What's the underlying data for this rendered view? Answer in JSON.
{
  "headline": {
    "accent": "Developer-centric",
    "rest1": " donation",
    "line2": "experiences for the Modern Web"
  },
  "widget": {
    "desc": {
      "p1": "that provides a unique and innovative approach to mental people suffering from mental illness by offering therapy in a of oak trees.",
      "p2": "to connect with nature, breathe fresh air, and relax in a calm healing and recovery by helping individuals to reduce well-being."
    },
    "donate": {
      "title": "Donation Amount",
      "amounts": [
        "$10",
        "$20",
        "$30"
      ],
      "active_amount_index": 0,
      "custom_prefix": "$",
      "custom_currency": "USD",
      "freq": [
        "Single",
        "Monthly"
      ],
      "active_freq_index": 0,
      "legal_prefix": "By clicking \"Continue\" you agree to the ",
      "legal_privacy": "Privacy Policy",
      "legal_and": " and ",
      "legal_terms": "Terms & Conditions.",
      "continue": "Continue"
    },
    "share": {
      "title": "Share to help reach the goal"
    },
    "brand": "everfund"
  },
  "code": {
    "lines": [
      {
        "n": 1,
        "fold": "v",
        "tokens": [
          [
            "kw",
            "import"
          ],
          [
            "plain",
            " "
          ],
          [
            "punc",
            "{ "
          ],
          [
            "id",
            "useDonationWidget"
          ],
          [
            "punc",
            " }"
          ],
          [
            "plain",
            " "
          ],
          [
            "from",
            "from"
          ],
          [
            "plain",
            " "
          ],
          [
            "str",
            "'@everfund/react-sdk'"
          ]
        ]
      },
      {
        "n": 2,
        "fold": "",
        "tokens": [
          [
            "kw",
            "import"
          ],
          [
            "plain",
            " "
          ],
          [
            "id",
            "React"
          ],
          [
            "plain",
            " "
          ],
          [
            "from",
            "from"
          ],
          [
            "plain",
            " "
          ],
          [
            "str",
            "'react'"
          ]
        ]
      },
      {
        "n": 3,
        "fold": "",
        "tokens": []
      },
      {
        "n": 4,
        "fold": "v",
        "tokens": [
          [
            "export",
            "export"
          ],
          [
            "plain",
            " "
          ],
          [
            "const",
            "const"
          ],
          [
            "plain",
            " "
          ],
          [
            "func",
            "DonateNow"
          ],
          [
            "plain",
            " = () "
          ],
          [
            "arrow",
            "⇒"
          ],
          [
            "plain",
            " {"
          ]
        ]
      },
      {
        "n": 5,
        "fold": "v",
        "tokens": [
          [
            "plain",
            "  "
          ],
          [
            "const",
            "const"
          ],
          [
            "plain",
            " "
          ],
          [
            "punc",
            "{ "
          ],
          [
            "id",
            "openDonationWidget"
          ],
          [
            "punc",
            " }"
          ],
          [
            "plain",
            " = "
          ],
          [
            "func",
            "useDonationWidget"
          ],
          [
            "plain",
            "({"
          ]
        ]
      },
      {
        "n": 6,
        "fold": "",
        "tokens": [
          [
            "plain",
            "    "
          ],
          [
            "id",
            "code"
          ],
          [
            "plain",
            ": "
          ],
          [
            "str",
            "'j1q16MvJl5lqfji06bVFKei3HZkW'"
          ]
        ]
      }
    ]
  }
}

______

Would you restate each of the entries word for word?

What's the underlying data for this rendered view? Answer in JSON.
{
  "headline": {
    "accent": "Developer-centric",
    "rest1": " donation",
    "line2": "experiences for the Modern Web"
  },
  "widget": {
    "desc": {
      "p1": "that provides a unique and innovative approach to mental people suffering from mental illness by offering therapy in a of oak trees.",
      "p2": "to connect with nature, breathe fresh air, and relax in a calm healing and recovery by helping individuals to reduce well-being."
    },
    "donate": {
      "title": "Donation Amount",
      "amounts": [
        "$10",
        "$20",
        "$30"
      ],
      "active_amount_index": 0,
      "custom_prefix": "$",
      "custom_currency": "USD",
      "freq": [
        "Single",
        "Monthly"
      ],
      "active_freq_index": 0,
      "legal_prefix": "By clicking \"Continue\" you agree to the ",
      "legal_privacy": "Privacy Policy",
      "legal_and": " and ",
      "legal_terms": "Terms & Conditions.",
      "continue": "Continue"
    },
    "share": {
      "title": "Share to help reach the goal"
    },
    "brand": "everfund"
  },
  "code": {
    "lines": [
      {
        "n": 1,
        "fold": "v",
        "tokens": [
          [
            "kw",
            "import"
          ],
          [
            "plain",
            " "
          ],
          [
            "punc",
            "{ "
          ],
          [
            "id",
            "useDonationWidget"
          ],
          [
            "punc",
            " }"
          ],
          [
            "plain",
            " "
          ],
          [
            "from",
            "from"
          ],
          [
            "plain",
            " "
          ],
          [
            "str",
            "'@everfund/react-sdk'"
          ]
        ]
      },
      {
        "n": 2,
        "fold": "",
        "tokens": [
          [
            "kw",
            "import"
          ],
          [
            "plain",
            " "
          ],
          [
            "id",
            "React"
          ],
          [
            "plain",
            " "
          ],
          [
            "from",
            "from"
          ],
          [
            "plain",
            " "
          ],
          [
            "str",
            "'react'"
          ]
        ]
      },
      {
        "n": 3,
        "fold": "",
        "tokens": []
      },
      {
        "n": 4,
        "fold": "v",
        "tokens": [
          [
            "export",
            "export"
          ],
          [
            "plain",
            " "
          ],
          [
            "const",
            "const"
          ],
          [
            "plain",
            " "
          ],
          [
            "func",
            "DonateNow"
          ],
          [
            "plain",
            " = () "
          ],
          [
            "arrow",
            "⇒"
          ],
          [
            "plain",
            " {"
          ]
        ]
      },
      {
        "n": 5,
        "fold": "v",
        "tokens": [
          [
            "plain",
            "  "
          ],
          [
            "const",
            "const"
          ],
          [
            "plain",
            " "
          ],
          [
            "punc",
            "{ "
          ],
          [
            "id",
            "openDonationWidget"
          ],
          [
            "punc",
            " }"
          ],
          [
            "plain",
            " = "
          ],
          [
            "func",
            "useDonationWidget"
          ],
          [
            "plain",
            "({"
          ]
        ]
      },
      {
        "n": 6,
        "fold": "",
        "tokens": [
          [
            "plain",
            "    "
          ],
          [
            "id",
            "code"
          ],
          [
            "plain",
            ": "
          ],
          [
            "str",
            "'j1q16MvJl5lqfji06bVFKei3HZkW'"
          ]
        ]
      }
    ]
  }
}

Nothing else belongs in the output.